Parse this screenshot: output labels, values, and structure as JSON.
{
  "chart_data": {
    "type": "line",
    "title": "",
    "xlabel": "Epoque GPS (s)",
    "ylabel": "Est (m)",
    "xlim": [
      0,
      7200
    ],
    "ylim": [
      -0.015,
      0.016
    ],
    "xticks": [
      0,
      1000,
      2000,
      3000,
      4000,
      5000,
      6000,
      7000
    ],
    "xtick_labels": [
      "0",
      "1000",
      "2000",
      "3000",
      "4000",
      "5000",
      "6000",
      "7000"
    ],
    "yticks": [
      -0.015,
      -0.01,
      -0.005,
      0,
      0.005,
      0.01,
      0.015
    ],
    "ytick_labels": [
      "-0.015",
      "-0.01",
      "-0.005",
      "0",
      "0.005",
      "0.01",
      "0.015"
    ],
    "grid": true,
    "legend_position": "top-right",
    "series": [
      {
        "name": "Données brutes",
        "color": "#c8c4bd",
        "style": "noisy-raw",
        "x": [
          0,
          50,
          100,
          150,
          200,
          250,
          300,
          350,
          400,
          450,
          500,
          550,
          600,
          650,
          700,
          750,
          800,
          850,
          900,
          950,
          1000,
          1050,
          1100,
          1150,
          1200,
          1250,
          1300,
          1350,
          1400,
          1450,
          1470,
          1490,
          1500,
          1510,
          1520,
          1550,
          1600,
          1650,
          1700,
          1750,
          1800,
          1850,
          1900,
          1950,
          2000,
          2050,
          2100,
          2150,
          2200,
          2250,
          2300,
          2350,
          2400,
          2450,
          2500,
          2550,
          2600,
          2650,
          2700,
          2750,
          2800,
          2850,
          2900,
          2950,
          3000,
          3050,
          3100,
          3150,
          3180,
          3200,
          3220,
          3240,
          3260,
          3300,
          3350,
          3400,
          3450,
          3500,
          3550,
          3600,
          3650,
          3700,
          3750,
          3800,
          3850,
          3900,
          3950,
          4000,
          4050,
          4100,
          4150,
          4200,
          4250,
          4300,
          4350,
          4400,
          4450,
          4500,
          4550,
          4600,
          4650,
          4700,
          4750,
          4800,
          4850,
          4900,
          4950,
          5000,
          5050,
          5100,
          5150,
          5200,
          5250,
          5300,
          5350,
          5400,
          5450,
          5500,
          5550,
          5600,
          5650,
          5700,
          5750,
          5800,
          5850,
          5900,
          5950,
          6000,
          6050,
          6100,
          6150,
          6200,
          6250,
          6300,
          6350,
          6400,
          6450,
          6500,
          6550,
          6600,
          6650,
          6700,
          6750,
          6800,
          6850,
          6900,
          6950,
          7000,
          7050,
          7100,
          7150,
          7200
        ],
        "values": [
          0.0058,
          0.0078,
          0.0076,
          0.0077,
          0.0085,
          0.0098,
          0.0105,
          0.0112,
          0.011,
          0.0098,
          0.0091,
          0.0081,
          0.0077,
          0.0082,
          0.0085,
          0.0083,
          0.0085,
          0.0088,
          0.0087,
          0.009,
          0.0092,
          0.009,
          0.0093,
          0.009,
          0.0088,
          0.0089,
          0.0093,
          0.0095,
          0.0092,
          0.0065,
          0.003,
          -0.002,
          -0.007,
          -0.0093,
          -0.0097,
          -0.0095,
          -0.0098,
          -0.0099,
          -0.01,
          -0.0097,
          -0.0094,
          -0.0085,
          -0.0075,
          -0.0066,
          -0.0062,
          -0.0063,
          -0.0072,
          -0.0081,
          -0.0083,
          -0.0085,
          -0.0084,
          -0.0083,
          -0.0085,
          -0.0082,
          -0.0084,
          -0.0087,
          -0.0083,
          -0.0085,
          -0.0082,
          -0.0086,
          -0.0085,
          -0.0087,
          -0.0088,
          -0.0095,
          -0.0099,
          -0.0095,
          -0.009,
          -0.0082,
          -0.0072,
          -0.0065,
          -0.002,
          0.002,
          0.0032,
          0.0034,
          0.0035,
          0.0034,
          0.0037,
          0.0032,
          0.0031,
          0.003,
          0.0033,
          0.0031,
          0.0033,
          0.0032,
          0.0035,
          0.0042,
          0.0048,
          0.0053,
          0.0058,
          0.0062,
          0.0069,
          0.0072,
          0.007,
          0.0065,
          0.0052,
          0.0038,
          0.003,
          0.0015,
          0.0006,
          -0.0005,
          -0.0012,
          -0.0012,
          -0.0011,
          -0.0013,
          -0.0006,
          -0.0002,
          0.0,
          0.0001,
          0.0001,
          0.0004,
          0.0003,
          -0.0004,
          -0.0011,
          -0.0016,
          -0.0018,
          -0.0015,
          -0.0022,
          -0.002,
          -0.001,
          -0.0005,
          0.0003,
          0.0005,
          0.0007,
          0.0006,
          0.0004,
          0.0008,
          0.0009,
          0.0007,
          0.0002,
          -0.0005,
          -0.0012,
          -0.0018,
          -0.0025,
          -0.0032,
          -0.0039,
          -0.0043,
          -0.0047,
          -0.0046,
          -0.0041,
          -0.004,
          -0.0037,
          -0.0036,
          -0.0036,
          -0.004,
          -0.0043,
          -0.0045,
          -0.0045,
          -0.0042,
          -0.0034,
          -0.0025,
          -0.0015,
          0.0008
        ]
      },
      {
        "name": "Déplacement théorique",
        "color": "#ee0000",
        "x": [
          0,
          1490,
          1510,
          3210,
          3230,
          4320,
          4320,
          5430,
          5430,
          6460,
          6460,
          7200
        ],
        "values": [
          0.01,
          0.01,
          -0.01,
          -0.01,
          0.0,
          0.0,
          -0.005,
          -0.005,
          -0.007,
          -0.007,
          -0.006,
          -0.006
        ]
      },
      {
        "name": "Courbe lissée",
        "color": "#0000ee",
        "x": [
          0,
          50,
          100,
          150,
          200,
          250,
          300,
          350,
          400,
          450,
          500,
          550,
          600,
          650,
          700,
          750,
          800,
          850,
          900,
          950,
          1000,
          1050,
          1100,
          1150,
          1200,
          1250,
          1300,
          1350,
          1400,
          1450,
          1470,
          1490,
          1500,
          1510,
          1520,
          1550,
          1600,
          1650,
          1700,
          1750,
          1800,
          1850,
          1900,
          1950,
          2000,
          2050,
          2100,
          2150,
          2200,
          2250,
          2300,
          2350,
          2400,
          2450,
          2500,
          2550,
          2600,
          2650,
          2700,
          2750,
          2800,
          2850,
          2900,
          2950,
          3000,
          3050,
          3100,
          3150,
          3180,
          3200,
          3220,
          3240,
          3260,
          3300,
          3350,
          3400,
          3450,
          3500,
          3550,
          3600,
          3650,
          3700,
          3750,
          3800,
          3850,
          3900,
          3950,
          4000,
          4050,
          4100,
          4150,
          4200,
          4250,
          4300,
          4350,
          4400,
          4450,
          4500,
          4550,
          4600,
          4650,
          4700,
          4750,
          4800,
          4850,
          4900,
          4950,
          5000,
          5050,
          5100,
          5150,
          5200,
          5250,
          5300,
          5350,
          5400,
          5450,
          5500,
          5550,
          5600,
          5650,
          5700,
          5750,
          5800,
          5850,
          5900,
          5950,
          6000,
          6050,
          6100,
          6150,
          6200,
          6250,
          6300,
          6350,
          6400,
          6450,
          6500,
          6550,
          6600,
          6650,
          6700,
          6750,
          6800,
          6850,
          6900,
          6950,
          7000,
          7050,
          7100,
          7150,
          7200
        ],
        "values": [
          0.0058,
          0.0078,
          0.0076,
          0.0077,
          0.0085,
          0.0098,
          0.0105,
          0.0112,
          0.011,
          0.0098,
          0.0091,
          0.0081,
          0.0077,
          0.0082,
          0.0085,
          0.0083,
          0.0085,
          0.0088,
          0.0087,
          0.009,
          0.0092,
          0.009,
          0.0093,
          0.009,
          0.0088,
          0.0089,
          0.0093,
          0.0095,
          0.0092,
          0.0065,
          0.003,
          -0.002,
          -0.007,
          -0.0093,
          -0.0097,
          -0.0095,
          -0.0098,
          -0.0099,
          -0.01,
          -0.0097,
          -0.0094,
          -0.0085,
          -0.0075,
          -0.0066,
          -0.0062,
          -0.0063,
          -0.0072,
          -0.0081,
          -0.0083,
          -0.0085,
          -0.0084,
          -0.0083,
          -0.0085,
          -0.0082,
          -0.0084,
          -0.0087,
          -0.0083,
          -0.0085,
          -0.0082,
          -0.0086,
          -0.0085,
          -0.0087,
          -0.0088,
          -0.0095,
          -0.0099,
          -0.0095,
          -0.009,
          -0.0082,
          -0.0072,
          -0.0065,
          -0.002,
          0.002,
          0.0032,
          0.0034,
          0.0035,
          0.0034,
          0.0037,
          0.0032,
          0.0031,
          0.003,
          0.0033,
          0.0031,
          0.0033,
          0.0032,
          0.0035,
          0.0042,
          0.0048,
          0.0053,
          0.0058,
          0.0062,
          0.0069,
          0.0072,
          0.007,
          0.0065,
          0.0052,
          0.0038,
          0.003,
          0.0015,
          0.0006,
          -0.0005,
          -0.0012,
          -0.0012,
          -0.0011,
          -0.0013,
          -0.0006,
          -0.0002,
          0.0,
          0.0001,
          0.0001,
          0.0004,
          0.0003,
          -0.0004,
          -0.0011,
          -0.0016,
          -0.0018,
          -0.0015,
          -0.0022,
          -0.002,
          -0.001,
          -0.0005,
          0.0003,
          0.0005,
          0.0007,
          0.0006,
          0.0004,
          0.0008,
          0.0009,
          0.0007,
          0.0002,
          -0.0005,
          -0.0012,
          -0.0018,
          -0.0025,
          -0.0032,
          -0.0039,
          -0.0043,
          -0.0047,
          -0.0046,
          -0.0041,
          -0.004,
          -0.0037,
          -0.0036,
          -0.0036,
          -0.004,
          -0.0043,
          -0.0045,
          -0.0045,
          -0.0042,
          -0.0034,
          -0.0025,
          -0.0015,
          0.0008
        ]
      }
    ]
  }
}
.....
Go through the preceding material and copy each line that has the word "name".

**The response**
        "name": "Données brutes",
        "name": "Déplacement théorique",
        "name": "Courbe lissée",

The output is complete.